* [Task prompt]
State how many lines of the records contain the string "March", and give no other information.

* [Exercise inputs]

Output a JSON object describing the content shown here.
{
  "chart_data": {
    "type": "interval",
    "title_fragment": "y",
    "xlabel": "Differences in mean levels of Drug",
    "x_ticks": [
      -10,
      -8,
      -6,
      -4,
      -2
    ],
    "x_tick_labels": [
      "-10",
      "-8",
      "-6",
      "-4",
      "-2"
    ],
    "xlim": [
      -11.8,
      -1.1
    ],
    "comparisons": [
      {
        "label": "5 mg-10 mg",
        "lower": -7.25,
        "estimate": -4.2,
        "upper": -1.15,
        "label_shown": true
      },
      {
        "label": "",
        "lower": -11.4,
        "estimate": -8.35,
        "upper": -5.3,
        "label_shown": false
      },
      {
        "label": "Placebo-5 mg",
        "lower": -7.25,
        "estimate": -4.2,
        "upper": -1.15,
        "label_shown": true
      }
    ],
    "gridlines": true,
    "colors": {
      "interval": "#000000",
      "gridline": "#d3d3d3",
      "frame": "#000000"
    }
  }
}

--

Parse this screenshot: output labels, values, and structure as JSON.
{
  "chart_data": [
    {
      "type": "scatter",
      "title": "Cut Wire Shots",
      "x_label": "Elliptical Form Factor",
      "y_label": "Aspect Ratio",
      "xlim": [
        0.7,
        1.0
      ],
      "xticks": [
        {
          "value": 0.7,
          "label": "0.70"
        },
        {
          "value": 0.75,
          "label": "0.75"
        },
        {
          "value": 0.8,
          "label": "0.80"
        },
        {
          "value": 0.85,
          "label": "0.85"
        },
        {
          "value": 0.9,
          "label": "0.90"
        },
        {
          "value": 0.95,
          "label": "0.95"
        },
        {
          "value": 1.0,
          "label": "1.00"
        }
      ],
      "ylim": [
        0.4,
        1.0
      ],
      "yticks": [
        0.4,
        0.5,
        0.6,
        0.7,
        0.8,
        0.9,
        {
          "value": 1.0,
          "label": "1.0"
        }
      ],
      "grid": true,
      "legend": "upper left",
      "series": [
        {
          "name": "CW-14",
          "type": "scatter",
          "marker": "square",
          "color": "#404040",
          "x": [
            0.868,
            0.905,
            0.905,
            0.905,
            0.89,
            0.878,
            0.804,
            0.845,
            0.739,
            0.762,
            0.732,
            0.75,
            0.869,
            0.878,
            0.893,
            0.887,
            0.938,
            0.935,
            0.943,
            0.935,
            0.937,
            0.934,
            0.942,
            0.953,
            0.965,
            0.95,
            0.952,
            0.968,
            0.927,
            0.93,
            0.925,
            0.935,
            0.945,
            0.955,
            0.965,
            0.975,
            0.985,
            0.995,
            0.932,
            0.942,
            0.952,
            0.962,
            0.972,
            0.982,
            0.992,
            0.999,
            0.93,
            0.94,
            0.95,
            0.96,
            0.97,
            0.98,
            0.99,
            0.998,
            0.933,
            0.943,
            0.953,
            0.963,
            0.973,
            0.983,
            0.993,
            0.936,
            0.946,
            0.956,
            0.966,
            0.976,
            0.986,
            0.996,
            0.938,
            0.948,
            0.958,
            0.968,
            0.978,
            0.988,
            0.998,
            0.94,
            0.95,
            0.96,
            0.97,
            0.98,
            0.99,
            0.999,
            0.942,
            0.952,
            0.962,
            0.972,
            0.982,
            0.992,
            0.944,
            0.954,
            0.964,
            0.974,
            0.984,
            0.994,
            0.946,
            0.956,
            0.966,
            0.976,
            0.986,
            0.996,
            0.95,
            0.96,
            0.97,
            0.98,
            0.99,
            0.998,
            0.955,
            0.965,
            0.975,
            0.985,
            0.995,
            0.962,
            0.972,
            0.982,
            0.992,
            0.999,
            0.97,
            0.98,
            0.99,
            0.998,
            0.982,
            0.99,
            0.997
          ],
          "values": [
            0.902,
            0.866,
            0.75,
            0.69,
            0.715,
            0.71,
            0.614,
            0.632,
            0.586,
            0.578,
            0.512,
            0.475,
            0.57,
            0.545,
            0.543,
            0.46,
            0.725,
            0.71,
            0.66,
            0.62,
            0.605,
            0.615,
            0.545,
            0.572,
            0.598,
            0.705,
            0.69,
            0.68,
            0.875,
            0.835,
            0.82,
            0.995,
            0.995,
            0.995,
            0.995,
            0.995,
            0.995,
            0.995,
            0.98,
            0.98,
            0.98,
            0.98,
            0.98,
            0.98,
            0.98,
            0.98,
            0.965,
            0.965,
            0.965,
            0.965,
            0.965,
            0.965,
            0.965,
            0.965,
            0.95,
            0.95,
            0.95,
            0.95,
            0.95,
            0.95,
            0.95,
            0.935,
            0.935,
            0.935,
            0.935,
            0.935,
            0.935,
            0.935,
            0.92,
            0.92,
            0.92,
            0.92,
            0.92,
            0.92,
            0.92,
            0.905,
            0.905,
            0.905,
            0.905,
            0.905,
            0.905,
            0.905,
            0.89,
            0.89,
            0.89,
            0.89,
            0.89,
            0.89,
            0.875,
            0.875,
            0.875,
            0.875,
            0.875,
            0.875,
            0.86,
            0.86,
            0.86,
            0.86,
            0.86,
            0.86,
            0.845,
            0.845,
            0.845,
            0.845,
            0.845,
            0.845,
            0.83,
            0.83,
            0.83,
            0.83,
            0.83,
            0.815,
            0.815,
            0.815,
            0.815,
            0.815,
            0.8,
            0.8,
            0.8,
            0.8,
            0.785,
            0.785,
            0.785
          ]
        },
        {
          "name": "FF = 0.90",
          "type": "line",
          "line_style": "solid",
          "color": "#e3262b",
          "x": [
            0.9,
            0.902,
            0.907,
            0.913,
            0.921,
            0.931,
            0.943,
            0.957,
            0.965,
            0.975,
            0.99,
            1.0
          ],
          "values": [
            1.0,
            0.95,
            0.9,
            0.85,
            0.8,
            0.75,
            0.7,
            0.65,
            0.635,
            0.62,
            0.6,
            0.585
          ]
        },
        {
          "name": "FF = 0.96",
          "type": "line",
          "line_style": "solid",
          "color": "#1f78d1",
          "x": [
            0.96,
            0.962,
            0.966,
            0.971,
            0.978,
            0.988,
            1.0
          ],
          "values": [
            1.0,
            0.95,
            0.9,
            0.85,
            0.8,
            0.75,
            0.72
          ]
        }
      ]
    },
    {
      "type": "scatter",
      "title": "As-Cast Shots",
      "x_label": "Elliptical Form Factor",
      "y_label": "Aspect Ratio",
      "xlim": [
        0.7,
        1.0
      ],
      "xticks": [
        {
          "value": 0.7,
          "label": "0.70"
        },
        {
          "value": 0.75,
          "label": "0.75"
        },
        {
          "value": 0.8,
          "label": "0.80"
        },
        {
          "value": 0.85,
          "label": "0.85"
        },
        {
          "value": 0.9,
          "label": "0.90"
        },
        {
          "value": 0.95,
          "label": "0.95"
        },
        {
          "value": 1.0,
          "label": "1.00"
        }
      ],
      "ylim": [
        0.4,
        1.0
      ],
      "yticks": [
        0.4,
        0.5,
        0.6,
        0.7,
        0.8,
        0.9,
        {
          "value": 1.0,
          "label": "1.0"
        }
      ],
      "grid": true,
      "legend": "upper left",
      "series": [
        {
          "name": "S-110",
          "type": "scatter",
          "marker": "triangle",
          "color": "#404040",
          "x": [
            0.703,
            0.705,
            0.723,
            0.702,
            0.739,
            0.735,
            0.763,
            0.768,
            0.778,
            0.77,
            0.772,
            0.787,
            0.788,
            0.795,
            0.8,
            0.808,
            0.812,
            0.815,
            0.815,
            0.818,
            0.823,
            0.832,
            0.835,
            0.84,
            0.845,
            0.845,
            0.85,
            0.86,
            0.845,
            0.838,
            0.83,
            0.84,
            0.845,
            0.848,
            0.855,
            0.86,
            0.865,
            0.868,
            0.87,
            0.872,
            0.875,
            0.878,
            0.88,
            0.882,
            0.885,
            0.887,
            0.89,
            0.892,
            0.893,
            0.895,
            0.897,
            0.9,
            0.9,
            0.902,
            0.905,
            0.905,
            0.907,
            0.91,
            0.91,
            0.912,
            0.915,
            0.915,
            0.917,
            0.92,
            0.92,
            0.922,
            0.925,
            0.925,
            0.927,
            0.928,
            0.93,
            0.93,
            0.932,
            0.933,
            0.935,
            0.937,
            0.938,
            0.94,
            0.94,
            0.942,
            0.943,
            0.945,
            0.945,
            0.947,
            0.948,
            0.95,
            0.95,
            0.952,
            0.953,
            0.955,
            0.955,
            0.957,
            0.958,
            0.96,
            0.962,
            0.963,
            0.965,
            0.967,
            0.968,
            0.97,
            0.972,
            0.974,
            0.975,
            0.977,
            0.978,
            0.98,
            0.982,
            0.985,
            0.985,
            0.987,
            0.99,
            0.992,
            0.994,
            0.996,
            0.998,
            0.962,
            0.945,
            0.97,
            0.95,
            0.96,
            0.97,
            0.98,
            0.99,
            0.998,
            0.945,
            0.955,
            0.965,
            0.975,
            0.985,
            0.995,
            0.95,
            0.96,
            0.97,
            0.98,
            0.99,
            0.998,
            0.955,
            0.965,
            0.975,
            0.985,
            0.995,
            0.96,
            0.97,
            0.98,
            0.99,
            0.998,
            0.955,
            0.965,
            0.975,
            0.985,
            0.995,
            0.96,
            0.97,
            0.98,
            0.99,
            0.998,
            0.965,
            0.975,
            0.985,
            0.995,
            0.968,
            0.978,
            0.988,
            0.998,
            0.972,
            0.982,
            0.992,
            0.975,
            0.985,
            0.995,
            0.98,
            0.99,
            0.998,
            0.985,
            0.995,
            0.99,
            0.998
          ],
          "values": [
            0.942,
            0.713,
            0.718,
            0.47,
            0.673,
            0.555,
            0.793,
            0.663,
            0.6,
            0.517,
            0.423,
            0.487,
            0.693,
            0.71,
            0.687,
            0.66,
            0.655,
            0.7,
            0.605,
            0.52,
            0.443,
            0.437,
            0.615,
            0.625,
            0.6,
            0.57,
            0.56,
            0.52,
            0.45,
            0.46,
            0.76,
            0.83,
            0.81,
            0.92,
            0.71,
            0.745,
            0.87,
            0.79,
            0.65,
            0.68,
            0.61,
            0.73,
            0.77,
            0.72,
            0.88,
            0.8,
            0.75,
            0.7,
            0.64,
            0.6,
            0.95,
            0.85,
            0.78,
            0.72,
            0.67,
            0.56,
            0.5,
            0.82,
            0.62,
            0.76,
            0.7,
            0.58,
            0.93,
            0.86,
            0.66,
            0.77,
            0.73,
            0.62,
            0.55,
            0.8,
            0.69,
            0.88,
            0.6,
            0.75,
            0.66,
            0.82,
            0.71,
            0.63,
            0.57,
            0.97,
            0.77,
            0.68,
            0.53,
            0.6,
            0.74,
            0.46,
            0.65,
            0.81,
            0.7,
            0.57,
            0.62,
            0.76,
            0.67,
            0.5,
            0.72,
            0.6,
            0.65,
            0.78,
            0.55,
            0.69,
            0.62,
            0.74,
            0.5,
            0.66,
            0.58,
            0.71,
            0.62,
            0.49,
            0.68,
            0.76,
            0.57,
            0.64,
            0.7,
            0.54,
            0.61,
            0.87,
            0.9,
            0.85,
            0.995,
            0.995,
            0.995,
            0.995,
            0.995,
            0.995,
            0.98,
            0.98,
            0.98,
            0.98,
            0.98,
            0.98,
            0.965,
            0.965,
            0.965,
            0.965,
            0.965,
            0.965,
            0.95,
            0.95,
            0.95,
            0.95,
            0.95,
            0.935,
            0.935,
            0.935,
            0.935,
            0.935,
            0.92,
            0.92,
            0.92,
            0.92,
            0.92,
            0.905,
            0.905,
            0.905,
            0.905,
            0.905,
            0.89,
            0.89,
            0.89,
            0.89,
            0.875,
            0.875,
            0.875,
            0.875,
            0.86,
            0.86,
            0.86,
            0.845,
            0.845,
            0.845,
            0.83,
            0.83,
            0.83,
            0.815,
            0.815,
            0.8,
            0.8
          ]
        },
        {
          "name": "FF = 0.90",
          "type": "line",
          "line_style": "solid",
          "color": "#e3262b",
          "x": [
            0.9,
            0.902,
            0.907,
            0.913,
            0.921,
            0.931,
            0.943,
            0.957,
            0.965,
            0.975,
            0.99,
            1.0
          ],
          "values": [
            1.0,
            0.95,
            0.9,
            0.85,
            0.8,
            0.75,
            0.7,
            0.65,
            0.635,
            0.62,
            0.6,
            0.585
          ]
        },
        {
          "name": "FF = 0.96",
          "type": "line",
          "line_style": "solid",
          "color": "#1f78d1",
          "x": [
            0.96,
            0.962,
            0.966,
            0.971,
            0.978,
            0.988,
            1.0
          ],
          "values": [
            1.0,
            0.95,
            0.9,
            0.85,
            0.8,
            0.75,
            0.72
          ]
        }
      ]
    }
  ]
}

==

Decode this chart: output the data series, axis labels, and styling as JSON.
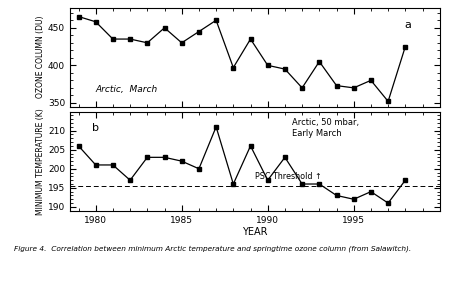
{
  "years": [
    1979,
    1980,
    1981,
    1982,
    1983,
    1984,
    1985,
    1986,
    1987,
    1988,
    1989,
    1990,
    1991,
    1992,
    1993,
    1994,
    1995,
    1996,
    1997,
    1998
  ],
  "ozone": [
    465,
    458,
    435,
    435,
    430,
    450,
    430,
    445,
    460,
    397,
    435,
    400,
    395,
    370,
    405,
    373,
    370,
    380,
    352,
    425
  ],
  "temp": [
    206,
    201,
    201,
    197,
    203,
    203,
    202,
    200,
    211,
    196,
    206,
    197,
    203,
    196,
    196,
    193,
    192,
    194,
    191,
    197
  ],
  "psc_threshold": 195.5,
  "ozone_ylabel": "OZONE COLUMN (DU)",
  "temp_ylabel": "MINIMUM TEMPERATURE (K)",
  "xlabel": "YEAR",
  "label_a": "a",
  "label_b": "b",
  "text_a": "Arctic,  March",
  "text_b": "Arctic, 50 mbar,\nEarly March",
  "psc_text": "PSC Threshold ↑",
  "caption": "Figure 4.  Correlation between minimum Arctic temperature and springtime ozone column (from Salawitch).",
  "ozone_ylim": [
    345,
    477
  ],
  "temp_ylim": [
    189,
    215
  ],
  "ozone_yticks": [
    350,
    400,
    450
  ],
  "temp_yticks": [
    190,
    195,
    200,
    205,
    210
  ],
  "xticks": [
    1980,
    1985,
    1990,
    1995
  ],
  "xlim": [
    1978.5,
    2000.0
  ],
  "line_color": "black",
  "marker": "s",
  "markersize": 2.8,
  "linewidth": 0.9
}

* [Solution for this problem]
2